▸ Given request
Locate every line below that contains the word "note" and copy it.
— begin Stored data —
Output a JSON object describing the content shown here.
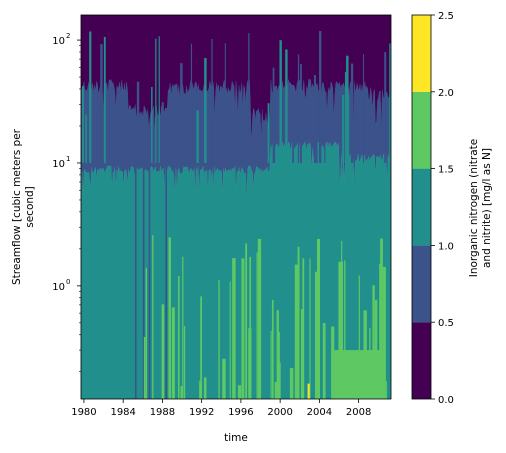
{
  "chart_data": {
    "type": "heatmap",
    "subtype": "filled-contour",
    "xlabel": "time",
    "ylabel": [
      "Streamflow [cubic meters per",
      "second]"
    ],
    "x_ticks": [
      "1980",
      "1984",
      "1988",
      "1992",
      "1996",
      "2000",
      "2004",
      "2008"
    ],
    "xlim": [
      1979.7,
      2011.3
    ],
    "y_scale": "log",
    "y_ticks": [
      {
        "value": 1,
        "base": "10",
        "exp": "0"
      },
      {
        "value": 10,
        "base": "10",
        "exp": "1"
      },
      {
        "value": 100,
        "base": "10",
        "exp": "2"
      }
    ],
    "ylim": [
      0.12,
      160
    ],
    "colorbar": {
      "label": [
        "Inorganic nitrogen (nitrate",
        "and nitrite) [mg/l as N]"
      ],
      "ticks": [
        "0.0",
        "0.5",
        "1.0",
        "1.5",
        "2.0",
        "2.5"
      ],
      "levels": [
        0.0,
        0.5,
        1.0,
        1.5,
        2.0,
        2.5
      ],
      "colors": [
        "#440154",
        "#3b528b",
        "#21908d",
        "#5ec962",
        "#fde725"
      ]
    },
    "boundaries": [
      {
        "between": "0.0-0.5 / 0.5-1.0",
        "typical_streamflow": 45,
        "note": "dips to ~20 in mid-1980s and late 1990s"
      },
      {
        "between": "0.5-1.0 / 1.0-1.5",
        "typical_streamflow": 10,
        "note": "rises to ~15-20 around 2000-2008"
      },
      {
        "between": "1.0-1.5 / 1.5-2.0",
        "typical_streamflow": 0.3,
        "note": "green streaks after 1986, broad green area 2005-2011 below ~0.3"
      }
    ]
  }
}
— end Stored data —
▸ Answer for the task
        "note": "dips to ~20 in mid-1980s and late 1990s"
        "note": "rises to ~15-20 around 2000-2008"
        "note": "green streaks after 1986, broad green area 2005-2011 below ~0.3"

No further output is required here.